↓
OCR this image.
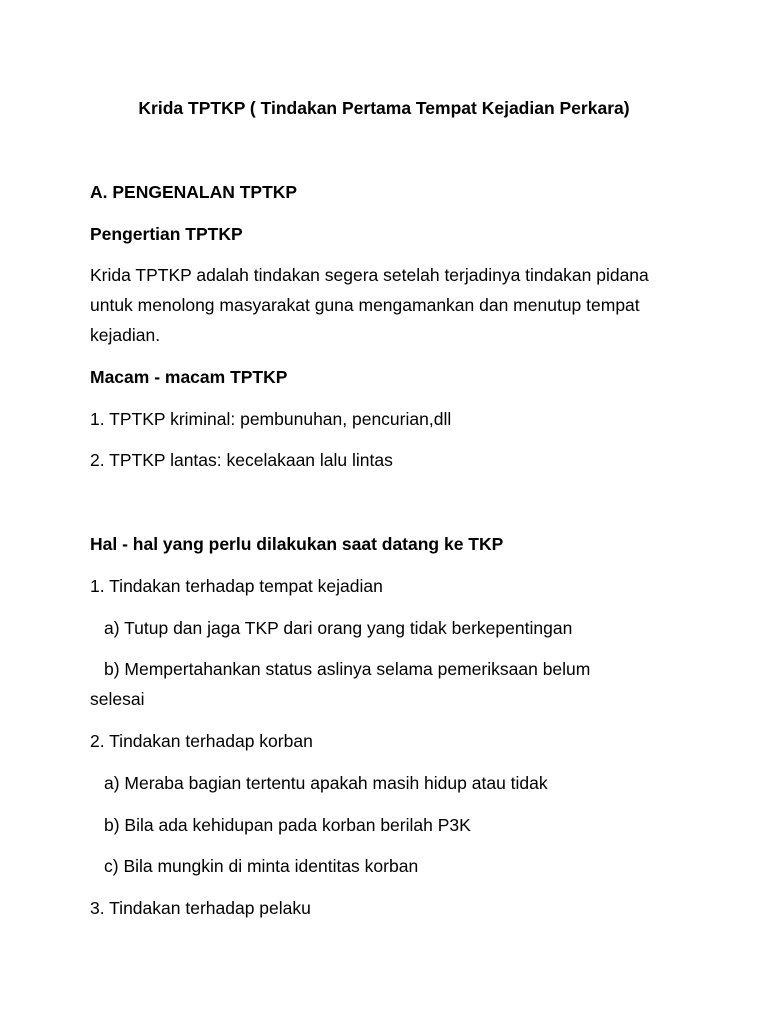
Krida TPTKP ( Tindakan Pertama Tempat Kejadian Perkara)
A. PENGENALAN TPTKP
Pengertian TPTKP
Krida TPTKP adalah tindakan segera setelah terjadinya tindakan pidana
untuk menolong masyarakat guna mengamankan dan menutup tempat
kejadian.
Macam - macam TPTKP
1. TPTKP kriminal: pembunuhan, pencurian,dll
2. TPTKP lantas: kecelakaan lalu lintas
Hal - hal yang perlu dilakukan saat datang ke TKP
1. Tindakan terhadap tempat kejadian
a) Tutup dan jaga TKP dari orang yang tidak berkepentingan
b) Mempertahankan status aslinya selama pemeriksaan belum
selesai
2. Tindakan terhadap korban
a) Meraba bagian tertentu apakah masih hidup atau tidak
b) Bila ada kehidupan pada korban berilah P3K
c) Bila mungkin di minta identitas korban
3. Tindakan terhadap pelaku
↑
> [Goal of the exercise]
State how many lines in the records above contain the word "TPTKP", giving only the number.

> [Worked answer]
7